● **Data entries**:
* * * * * * *

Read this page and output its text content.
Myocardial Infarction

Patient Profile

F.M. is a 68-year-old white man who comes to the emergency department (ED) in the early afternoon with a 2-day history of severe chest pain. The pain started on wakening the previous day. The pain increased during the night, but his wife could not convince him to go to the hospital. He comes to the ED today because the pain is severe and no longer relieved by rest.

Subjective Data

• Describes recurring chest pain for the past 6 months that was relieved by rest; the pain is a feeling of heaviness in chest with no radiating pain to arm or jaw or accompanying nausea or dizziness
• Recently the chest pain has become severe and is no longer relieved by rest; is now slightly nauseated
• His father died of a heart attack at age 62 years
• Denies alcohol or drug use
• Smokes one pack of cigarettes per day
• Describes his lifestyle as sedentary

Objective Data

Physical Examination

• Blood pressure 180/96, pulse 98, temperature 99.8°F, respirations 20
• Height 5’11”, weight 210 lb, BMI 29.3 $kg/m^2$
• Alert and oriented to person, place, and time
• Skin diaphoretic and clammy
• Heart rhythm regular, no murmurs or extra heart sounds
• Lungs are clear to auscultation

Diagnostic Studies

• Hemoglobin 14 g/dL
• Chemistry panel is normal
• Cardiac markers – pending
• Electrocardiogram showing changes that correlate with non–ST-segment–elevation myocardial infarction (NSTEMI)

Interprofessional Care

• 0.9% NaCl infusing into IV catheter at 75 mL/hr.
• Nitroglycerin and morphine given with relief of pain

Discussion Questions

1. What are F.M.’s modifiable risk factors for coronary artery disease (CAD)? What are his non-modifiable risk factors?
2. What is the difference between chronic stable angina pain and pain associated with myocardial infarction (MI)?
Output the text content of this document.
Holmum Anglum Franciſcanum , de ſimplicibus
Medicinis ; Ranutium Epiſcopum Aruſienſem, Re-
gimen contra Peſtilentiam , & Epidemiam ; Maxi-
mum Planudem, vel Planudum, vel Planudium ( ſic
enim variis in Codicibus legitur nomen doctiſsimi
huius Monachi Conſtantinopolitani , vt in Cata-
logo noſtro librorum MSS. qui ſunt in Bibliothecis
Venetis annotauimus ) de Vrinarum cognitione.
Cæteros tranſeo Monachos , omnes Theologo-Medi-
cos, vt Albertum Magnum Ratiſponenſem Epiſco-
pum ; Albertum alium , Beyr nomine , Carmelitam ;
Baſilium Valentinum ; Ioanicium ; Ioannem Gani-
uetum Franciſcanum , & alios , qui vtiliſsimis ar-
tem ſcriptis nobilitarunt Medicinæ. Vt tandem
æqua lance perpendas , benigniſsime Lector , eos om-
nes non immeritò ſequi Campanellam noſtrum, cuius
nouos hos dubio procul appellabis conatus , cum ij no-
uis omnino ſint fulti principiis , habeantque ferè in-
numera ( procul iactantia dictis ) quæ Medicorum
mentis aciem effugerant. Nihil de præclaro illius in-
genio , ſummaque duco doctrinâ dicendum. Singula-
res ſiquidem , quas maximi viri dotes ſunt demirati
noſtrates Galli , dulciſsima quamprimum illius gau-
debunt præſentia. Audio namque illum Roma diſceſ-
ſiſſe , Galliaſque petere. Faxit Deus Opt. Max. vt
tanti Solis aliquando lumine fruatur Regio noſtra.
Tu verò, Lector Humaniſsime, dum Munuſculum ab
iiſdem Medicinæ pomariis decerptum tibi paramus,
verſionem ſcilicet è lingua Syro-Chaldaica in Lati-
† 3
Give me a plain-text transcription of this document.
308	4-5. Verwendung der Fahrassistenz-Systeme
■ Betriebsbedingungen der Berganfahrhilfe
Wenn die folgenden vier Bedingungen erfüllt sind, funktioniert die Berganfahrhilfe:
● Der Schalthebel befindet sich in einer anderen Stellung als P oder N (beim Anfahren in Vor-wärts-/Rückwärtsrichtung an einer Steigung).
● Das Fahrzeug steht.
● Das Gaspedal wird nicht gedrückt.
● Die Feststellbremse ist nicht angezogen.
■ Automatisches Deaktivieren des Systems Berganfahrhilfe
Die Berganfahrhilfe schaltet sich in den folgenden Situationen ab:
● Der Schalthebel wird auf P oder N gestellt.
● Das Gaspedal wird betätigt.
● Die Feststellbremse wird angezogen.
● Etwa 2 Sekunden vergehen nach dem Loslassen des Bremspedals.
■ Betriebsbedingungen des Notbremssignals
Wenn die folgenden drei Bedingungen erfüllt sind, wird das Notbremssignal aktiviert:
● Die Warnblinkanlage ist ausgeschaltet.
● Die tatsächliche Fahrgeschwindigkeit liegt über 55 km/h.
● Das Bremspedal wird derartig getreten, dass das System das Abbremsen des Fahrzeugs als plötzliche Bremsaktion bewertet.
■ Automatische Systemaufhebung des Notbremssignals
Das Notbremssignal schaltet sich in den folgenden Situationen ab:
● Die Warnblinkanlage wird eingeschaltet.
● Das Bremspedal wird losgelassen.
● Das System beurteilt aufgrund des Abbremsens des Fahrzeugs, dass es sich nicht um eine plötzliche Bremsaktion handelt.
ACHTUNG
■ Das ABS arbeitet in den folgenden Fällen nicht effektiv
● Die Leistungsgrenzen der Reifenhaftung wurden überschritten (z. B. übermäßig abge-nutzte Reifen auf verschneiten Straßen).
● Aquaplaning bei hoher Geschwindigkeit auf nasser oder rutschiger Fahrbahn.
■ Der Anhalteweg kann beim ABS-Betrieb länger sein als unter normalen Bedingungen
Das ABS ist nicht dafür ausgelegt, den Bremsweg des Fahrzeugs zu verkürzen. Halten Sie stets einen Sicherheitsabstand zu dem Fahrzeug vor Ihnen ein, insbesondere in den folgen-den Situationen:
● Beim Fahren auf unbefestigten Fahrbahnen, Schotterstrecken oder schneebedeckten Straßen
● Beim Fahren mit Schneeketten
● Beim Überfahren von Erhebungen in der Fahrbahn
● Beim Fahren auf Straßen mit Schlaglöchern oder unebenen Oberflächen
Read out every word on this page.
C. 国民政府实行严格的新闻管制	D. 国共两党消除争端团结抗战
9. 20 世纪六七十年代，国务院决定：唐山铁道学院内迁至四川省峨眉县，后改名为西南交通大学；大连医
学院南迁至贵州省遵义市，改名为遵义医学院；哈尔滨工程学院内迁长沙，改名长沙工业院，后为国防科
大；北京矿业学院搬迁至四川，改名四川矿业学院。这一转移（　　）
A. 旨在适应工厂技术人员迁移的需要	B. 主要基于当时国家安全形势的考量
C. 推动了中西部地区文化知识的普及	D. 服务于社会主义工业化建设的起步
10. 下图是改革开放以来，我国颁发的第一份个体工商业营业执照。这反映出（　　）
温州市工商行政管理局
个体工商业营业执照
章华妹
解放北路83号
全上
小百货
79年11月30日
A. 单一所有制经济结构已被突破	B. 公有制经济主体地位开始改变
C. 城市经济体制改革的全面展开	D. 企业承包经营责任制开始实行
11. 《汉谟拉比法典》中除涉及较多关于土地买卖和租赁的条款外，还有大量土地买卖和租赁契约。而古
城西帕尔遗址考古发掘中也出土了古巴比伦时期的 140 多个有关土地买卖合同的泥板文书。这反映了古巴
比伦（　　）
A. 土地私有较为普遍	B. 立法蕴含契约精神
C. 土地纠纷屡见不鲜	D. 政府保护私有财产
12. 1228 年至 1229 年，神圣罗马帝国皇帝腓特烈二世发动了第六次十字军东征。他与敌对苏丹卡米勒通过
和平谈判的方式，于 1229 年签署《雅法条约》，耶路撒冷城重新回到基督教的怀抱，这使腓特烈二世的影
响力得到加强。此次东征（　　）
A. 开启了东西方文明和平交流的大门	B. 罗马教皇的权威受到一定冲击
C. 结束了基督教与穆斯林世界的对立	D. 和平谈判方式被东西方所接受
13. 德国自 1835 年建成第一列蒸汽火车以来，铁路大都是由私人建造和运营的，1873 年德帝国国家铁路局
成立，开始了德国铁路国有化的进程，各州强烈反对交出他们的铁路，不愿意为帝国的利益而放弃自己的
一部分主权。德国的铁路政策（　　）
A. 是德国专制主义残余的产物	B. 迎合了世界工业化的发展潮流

* * * * * * *

● **Do this**: Identify the lines above that contain the word "Read", then copy them.

● **Output of the exercise**:
Read this page and output its text content.
Read out every word on this page.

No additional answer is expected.